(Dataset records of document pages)
——————
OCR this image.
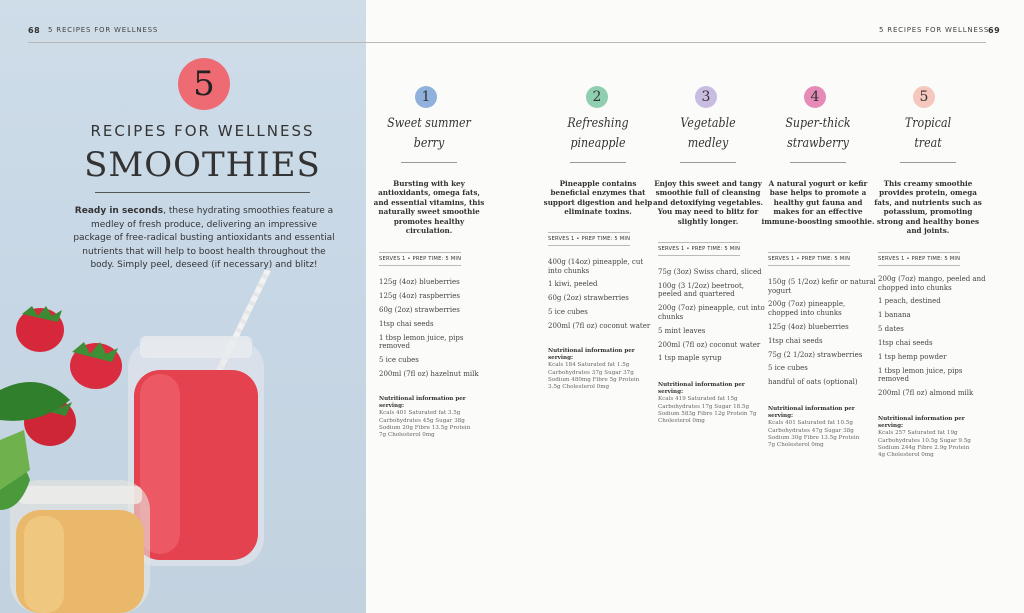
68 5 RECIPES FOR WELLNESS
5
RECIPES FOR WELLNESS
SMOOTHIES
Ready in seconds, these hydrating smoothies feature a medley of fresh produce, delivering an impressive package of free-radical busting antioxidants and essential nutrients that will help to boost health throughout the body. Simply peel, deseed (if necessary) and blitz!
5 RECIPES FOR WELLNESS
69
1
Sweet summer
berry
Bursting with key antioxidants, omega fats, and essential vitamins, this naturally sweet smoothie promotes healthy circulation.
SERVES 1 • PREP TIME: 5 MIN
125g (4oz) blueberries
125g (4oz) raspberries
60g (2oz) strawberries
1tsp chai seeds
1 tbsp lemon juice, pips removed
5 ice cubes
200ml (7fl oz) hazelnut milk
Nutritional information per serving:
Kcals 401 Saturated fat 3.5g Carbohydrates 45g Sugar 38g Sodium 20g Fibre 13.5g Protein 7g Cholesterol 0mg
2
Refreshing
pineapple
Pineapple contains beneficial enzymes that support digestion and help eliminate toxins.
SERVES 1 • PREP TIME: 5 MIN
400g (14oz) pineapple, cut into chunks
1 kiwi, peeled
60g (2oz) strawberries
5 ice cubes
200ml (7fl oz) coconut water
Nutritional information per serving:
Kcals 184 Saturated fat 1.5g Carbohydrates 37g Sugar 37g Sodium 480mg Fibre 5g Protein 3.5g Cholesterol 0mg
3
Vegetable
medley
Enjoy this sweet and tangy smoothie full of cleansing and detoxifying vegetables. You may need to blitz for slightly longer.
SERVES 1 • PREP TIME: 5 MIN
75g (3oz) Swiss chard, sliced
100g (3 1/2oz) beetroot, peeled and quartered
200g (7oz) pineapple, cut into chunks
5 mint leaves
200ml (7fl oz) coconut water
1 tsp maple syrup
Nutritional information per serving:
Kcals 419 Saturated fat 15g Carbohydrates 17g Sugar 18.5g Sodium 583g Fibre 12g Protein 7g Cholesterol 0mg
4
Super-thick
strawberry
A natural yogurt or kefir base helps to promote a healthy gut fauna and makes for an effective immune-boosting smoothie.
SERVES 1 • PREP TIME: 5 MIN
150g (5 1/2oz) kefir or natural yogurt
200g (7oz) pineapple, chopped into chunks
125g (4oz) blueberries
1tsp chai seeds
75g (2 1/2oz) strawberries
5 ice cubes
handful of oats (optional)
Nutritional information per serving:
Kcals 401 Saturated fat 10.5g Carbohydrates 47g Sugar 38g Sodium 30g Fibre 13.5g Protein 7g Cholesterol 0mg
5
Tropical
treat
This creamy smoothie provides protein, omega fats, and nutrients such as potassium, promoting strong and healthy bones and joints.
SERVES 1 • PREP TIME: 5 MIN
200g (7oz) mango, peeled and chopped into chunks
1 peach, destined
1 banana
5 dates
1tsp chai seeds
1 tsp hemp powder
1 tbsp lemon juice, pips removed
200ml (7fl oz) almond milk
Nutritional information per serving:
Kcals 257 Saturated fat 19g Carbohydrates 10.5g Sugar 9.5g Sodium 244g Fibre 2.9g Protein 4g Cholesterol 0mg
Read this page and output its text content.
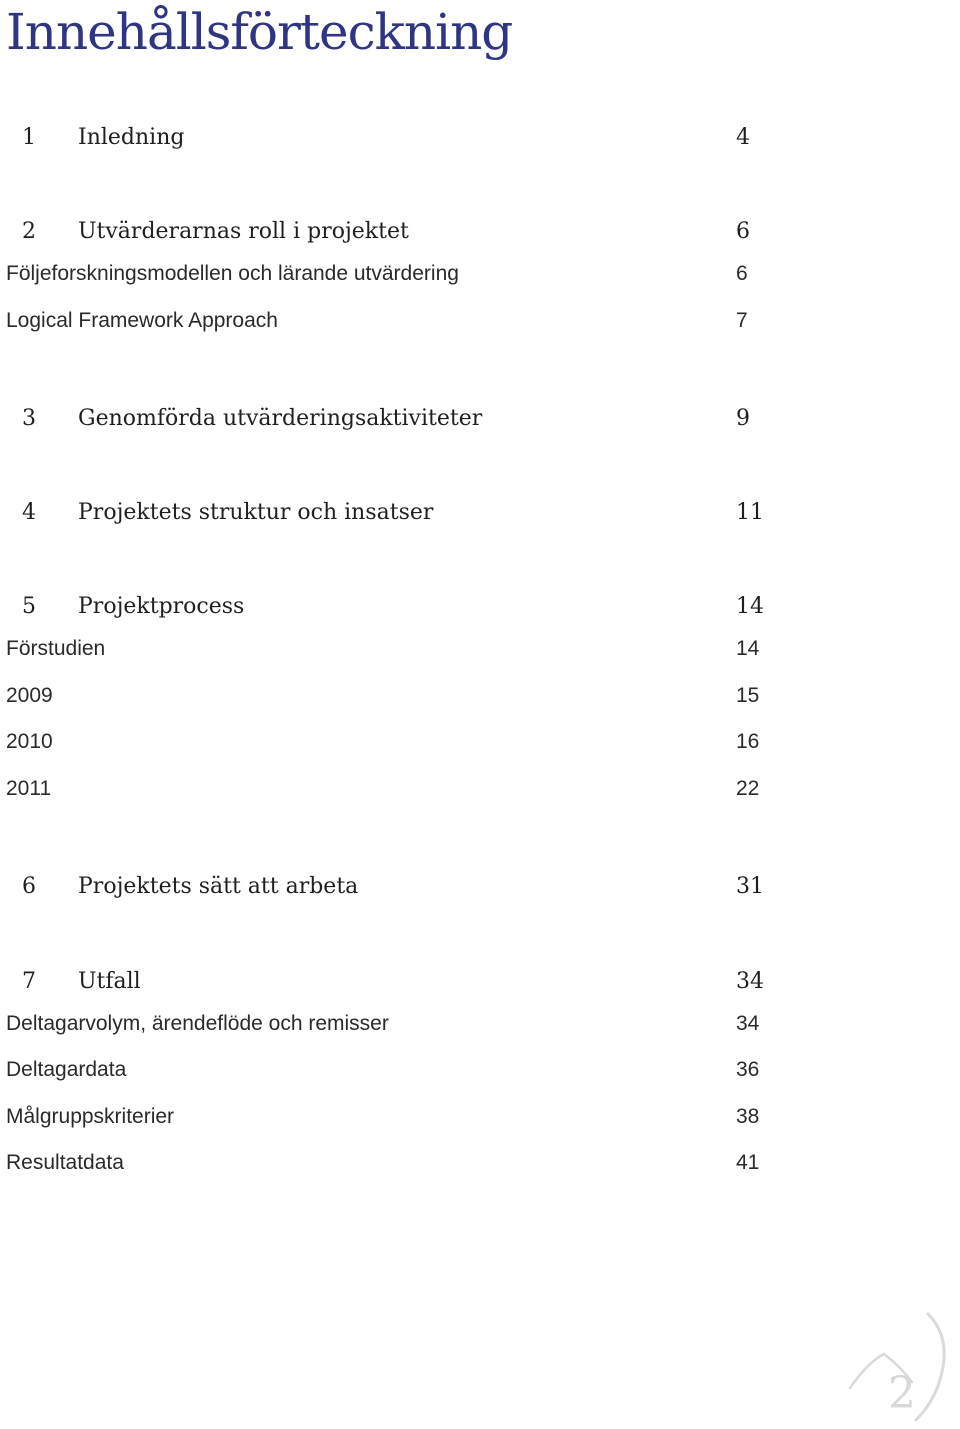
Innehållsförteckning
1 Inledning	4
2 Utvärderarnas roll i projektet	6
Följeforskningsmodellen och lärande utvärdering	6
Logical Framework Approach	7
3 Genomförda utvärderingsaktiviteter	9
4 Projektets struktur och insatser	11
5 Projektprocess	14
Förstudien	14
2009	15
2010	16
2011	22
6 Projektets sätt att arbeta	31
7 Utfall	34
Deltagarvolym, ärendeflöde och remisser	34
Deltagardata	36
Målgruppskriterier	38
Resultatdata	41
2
——————
* [Work required]: When you copy the records above, keep every word exact and leave out the pictures they contain.

* [Solution to this problem]:
OCR this image.
68 5 RECIPES FOR WELLNESS
5
RECIPES FOR WELLNESS
SMOOTHIES
Ready in seconds, these hydrating smoothies feature a medley of fresh produce, delivering an impressive package of free-radical busting antioxidants and essential nutrients that will help to boost health throughout the body. Simply peel, deseed (if necessary) and blitz!
5 RECIPES FOR WELLNESS
69
1
Sweet summer
berry
Bursting with key antioxidants, omega fats, and essential vitamins, this naturally sweet smoothie promotes healthy circulation.
SERVES 1 • PREP TIME: 5 MIN
125g (4oz) blueberries
125g (4oz) raspberries
60g (2oz) strawberries
1tsp chai seeds
1 tbsp lemon juice, pips removed
5 ice cubes
200ml (7fl oz) hazelnut milk
Nutritional information per serving:
Kcals 401 Saturated fat 3.5g Carbohydrates 45g Sugar 38g Sodium 20g Fibre 13.5g Protein 7g Cholesterol 0mg
2
Refreshing
pineapple
Pineapple contains beneficial enzymes that support digestion and help eliminate toxins.
SERVES 1 • PREP TIME: 5 MIN
400g (14oz) pineapple, cut into chunks
1 kiwi, peeled
60g (2oz) strawberries
5 ice cubes
200ml (7fl oz) coconut water
Nutritional information per serving:
Kcals 184 Saturated fat 1.5g Carbohydrates 37g Sugar 37g Sodium 480mg Fibre 5g Protein 3.5g Cholesterol 0mg
3
Vegetable
medley
Enjoy this sweet and tangy smoothie full of cleansing and detoxifying vegetables. You may need to blitz for slightly longer.
SERVES 1 • PREP TIME: 5 MIN
75g (3oz) Swiss chard, sliced
100g (3 1/2oz) beetroot, peeled and quartered
200g (7oz) pineapple, cut into chunks
5 mint leaves
200ml (7fl oz) coconut water
1 tsp maple syrup
Nutritional information per serving:
Kcals 419 Saturated fat 15g Carbohydrates 17g Sugar 18.5g Sodium 583g Fibre 12g Protein 7g Cholesterol 0mg
4
Super-thick
strawberry
A natural yogurt or kefir base helps to promote a healthy gut fauna and makes for an effective immune-boosting smoothie.
SERVES 1 • PREP TIME: 5 MIN
150g (5 1/2oz) kefir or natural yogurt
200g (7oz) pineapple, chopped into chunks
125g (4oz) blueberries
1tsp chai seeds
75g (2 1/2oz) strawberries
5 ice cubes
handful of oats (optional)
Nutritional information per serving:
Kcals 401 Saturated fat 10.5g Carbohydrates 47g Sugar 38g Sodium 30g Fibre 13.5g Protein 7g Cholesterol 0mg
5
Tropical
treat
This creamy smoothie provides protein, omega fats, and nutrients such as potassium, promoting strong and healthy bones and joints.
SERVES 1 • PREP TIME: 5 MIN
200g (7oz) mango, peeled and chopped into chunks
1 peach, destined
1 banana
5 dates
1tsp chai seeds
1 tsp hemp powder
1 tbsp lemon juice, pips removed
200ml (7fl oz) almond milk
Nutritional information per serving:
Kcals 257 Saturated fat 19g Carbohydrates 10.5g Sugar 9.5g Sodium 244g Fibre 2.9g Protein 4g Cholesterol 0mg
Read this page and output its text content.
Innehållsförteckning
1 Inledning	4
2 Utvärderarnas roll i projektet	6
Följeforskningsmodellen och lärande utvärdering	6
Logical Framework Approach	7
3 Genomförda utvärderingsaktiviteter	9
4 Projektets struktur och insatser	11
5 Projektprocess	14
Förstudien	14
2009	15
2010	16
2011	22
6 Projektets sätt att arbeta	31
7 Utfall	34
Deltagarvolym, ärendeflöde och remisser	34
Deltagardata	36
Målgruppskriterier	38
Resultatdata	41
2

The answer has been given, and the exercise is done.